(Required task): Quote the entries in full, character for character, without their images.

[Collected data entries]
+===+

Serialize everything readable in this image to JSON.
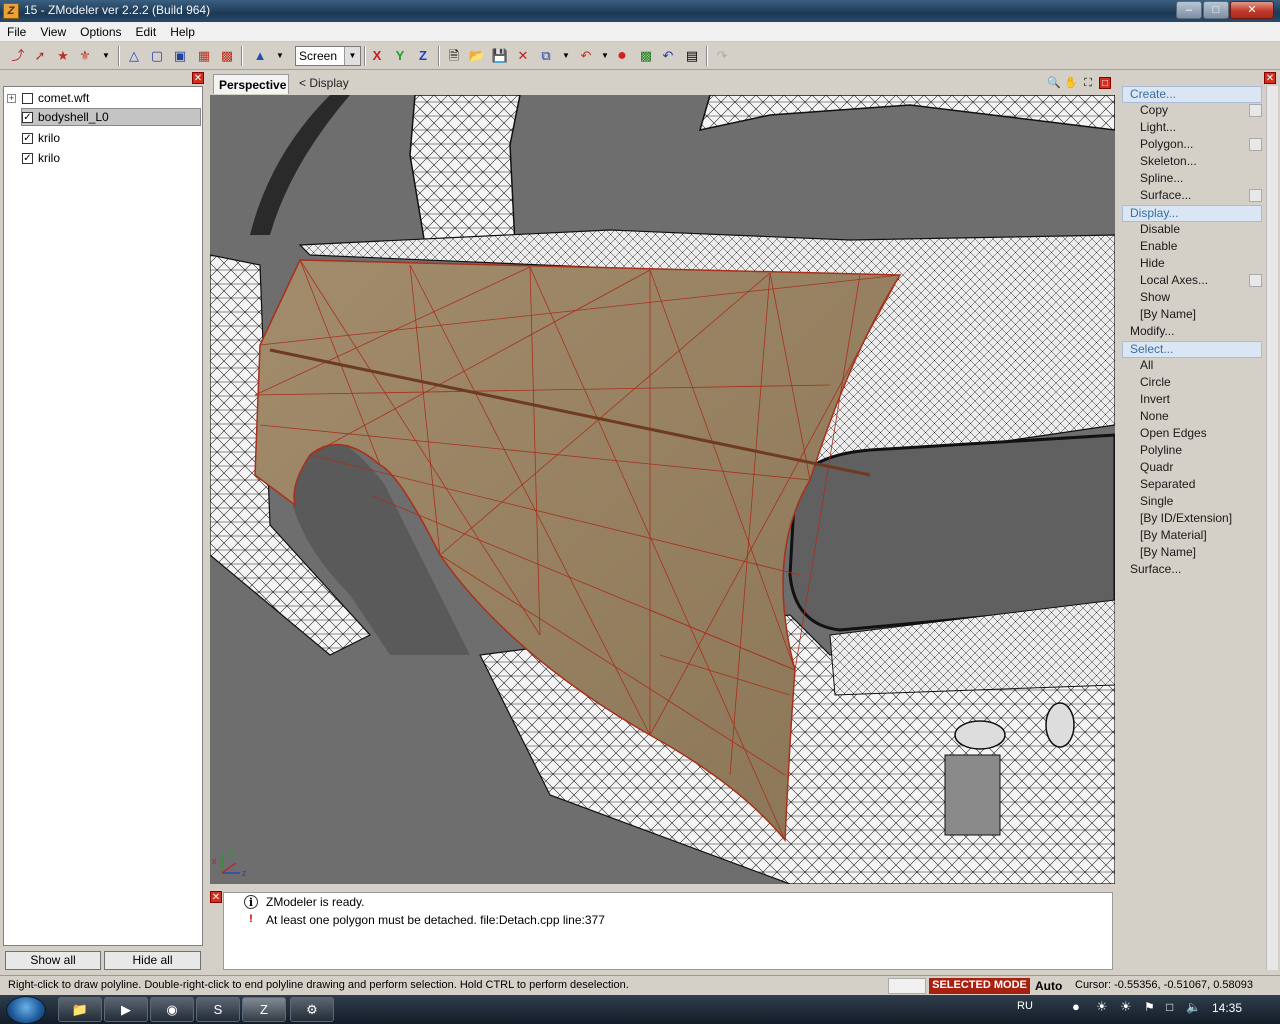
{
  "window": {
    "title": "15 - ZModeler ver 2.2.2 (Build 964)",
    "app_icon": "Z",
    "buttons": [
      "minimize-icon",
      "maximize-icon",
      "close-icon"
    ]
  },
  "menu": [
    "File",
    "View",
    "Options",
    "Edit",
    "Help"
  ],
  "toolbar": {
    "coord_mode": "Screen",
    "axis_x": "X",
    "axis_y": "Y",
    "axis_z": "Z"
  },
  "tree": {
    "items": [
      {
        "label": "comet.wft",
        "checked": false,
        "expandable": true
      },
      {
        "label": "bodyshell_L0",
        "checked": true,
        "selected": true
      },
      {
        "label": "krilo",
        "checked": true
      },
      {
        "label": "krilo",
        "checked": true
      }
    ],
    "show_all": "Show all",
    "hide_all": "Hide all"
  },
  "viewport": {
    "tab": "Perspective",
    "crumb": "<  Display",
    "axis_labels": {
      "x": "x",
      "y": "y",
      "z": "z"
    }
  },
  "log": [
    {
      "type": "info",
      "text": "ZModeler is ready."
    },
    {
      "type": "warning",
      "text": "At least one polygon must be detached. file:Detach.cpp line:377"
    }
  ],
  "commands": [
    {
      "label": "Create...",
      "kind": "group",
      "highlight": true
    },
    {
      "label": "Copy",
      "kind": "sub",
      "option": true
    },
    {
      "label": "Light...",
      "kind": "sub"
    },
    {
      "label": "Polygon...",
      "kind": "sub",
      "option": true
    },
    {
      "label": "Skeleton...",
      "kind": "sub"
    },
    {
      "label": "Spline...",
      "kind": "sub"
    },
    {
      "label": "Surface...",
      "kind": "sub",
      "option": true
    },
    {
      "label": "Display...",
      "kind": "group",
      "highlight": true
    },
    {
      "label": "Disable",
      "kind": "sub"
    },
    {
      "label": "Enable",
      "kind": "sub"
    },
    {
      "label": "Hide",
      "kind": "sub"
    },
    {
      "label": "Local Axes...",
      "kind": "sub",
      "option": true
    },
    {
      "label": "Show",
      "kind": "sub"
    },
    {
      "label": "[By Name]",
      "kind": "sub"
    },
    {
      "label": "Modify...",
      "kind": "group"
    },
    {
      "label": "Select...",
      "kind": "group",
      "highlight": true
    },
    {
      "label": "All",
      "kind": "sub"
    },
    {
      "label": "Circle",
      "kind": "sub"
    },
    {
      "label": "Invert",
      "kind": "sub"
    },
    {
      "label": "None",
      "kind": "sub"
    },
    {
      "label": "Open Edges",
      "kind": "sub"
    },
    {
      "label": "Polyline",
      "kind": "sub"
    },
    {
      "label": "Quadr",
      "kind": "sub"
    },
    {
      "label": "Separated",
      "kind": "sub"
    },
    {
      "label": "Single",
      "kind": "sub"
    },
    {
      "label": "[By ID/Extension]",
      "kind": "sub"
    },
    {
      "label": "[By Material]",
      "kind": "sub"
    },
    {
      "label": "[By Name]",
      "kind": "sub"
    },
    {
      "label": "Surface...",
      "kind": "group"
    }
  ],
  "status": {
    "hint": "Right-click to draw polyline. Double-right-click to end polyline drawing and perform selection. Hold CTRL to perform deselection.",
    "mode": "SELECTED MODE",
    "auto": "Auto",
    "cursor": "Cursor: -0.55356, -0.51067, 0.58093"
  },
  "taskbar": {
    "language": "RU",
    "clock": "14:35"
  },
  "colors": {
    "selection_fill": "#9c8566",
    "selection_edges": "#a8301c",
    "mesh_edges": "#1e1e1e",
    "mode_badge": "#a82010"
  }
}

+===+

(Solved exercise):
Serialize everything readable in this image to JSON.
{
  "window": {
    "title": "15 - ZModeler ver 2.2.2 (Build 964)",
    "app_icon": "Z",
    "buttons": [
      "minimize-icon",
      "maximize-icon",
      "close-icon"
    ]
  },
  "menu": [
    "File",
    "View",
    "Options",
    "Edit",
    "Help"
  ],
  "toolbar": {
    "coord_mode": "Screen",
    "axis_x": "X",
    "axis_y": "Y",
    "axis_z": "Z"
  },
  "tree": {
    "items": [
      {
        "label": "comet.wft",
        "checked": false,
        "expandable": true
      },
      {
        "label": "bodyshell_L0",
        "checked": true,
        "selected": true
      },
      {
        "label": "krilo",
        "checked": true
      },
      {
        "label": "krilo",
        "checked": true
      }
    ],
    "show_all": "Show all",
    "hide_all": "Hide all"
  },
  "viewport": {
    "tab": "Perspective",
    "crumb": "<  Display",
    "axis_labels": {
      "x": "x",
      "y": "y",
      "z": "z"
    }
  },
  "log": [
    {
      "type": "info",
      "text": "ZModeler is ready."
    },
    {
      "type": "warning",
      "text": "At least one polygon must be detached. file:Detach.cpp line:377"
    }
  ],
  "commands": [
    {
      "label": "Create...",
      "kind": "group",
      "highlight": true
    },
    {
      "label": "Copy",
      "kind": "sub",
      "option": true
    },
    {
      "label": "Light...",
      "kind": "sub"
    },
    {
      "label": "Polygon...",
      "kind": "sub",
      "option": true
    },
    {
      "label": "Skeleton...",
      "kind": "sub"
    },
    {
      "label": "Spline...",
      "kind": "sub"
    },
    {
      "label": "Surface...",
      "kind": "sub",
      "option": true
    },
    {
      "label": "Display...",
      "kind": "group",
      "highlight": true
    },
    {
      "label": "Disable",
      "kind": "sub"
    },
    {
      "label": "Enable",
      "kind": "sub"
    },
    {
      "label": "Hide",
      "kind": "sub"
    },
    {
      "label": "Local Axes...",
      "kind": "sub",
      "option": true
    },
    {
      "label": "Show",
      "kind": "sub"
    },
    {
      "label": "[By Name]",
      "kind": "sub"
    },
    {
      "label": "Modify...",
      "kind": "group"
    },
    {
      "label": "Select...",
      "kind": "group",
      "highlight": true
    },
    {
      "label": "All",
      "kind": "sub"
    },
    {
      "label": "Circle",
      "kind": "sub"
    },
    {
      "label": "Invert",
      "kind": "sub"
    },
    {
      "label": "None",
      "kind": "sub"
    },
    {
      "label": "Open Edges",
      "kind": "sub"
    },
    {
      "label": "Polyline",
      "kind": "sub"
    },
    {
      "label": "Quadr",
      "kind": "sub"
    },
    {
      "label": "Separated",
      "kind": "sub"
    },
    {
      "label": "Single",
      "kind": "sub"
    },
    {
      "label": "[By ID/Extension]",
      "kind": "sub"
    },
    {
      "label": "[By Material]",
      "kind": "sub"
    },
    {
      "label": "[By Name]",
      "kind": "sub"
    },
    {
      "label": "Surface...",
      "kind": "group"
    }
  ],
  "status": {
    "hint": "Right-click to draw polyline. Double-right-click to end polyline drawing and perform selection. Hold CTRL to perform deselection.",
    "mode": "SELECTED MODE",
    "auto": "Auto",
    "cursor": "Cursor: -0.55356, -0.51067, 0.58093"
  },
  "taskbar": {
    "language": "RU",
    "clock": "14:35"
  },
  "colors": {
    "selection_fill": "#9c8566",
    "selection_edges": "#a8301c",
    "mesh_edges": "#1e1e1e",
    "mode_badge": "#a82010"
  }
}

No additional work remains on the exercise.